▶ _INPUT ROWS_:
>>>

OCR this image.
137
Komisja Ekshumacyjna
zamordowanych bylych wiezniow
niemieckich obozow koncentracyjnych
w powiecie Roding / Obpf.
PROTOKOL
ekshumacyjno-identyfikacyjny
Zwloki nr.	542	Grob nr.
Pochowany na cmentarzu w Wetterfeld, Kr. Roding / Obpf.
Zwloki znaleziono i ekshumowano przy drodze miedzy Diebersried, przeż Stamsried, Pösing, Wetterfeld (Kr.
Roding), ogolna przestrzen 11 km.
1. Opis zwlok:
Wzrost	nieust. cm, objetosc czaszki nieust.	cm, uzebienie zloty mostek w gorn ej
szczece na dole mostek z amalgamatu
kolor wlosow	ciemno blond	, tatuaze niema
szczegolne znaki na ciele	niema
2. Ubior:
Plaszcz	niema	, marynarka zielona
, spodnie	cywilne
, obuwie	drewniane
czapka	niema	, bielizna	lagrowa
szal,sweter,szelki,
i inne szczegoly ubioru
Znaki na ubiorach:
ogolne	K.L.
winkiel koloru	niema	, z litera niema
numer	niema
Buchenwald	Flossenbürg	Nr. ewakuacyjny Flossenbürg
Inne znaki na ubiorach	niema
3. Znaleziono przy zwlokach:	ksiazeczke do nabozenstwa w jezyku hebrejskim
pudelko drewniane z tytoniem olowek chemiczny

<<<

▶ _TASK GOAL_: Take the listing above and set it down exactly.

▶ _OUTPUT_:
OCR this image.
137
Komisja Ekshumacyjna
zamordowanych bylych wiezniow
niemieckich obozow koncentracyjnych
w powiecie Roding / Obpf.
PROTOKOL
ekshumacyjno-identyfikacyjny
Zwloki nr.	542	Grob nr.
Pochowany na cmentarzu w Wetterfeld, Kr. Roding / Obpf.
Zwloki znaleziono i ekshumowano przy drodze miedzy Diebersried, przeż Stamsried, Pösing, Wetterfeld (Kr.
Roding), ogolna przestrzen 11 km.
1. Opis zwlok:
Wzrost	nieust. cm, objetosc czaszki nieust.	cm, uzebienie zloty mostek w gorn ej
szczece na dole mostek z amalgamatu
kolor wlosow	ciemno blond	, tatuaze niema
szczegolne znaki na ciele	niema
2. Ubior:
Plaszcz	niema	, marynarka zielona
, spodnie	cywilne
, obuwie	drewniane
czapka	niema	, bielizna	lagrowa
szal,sweter,szelki,
i inne szczegoly ubioru
Znaki na ubiorach:
ogolne	K.L.
winkiel koloru	niema	, z litera niema
numer	niema
Buchenwald	Flossenbürg	Nr. ewakuacyjny Flossenbürg
Inne znaki na ubiorach	niema
3. Znaleziono przy zwlokach:	ksiazeczke do nabozenstwa w jezyku hebrejskim
pudelko drewniane z tytoniem olowek chemiczny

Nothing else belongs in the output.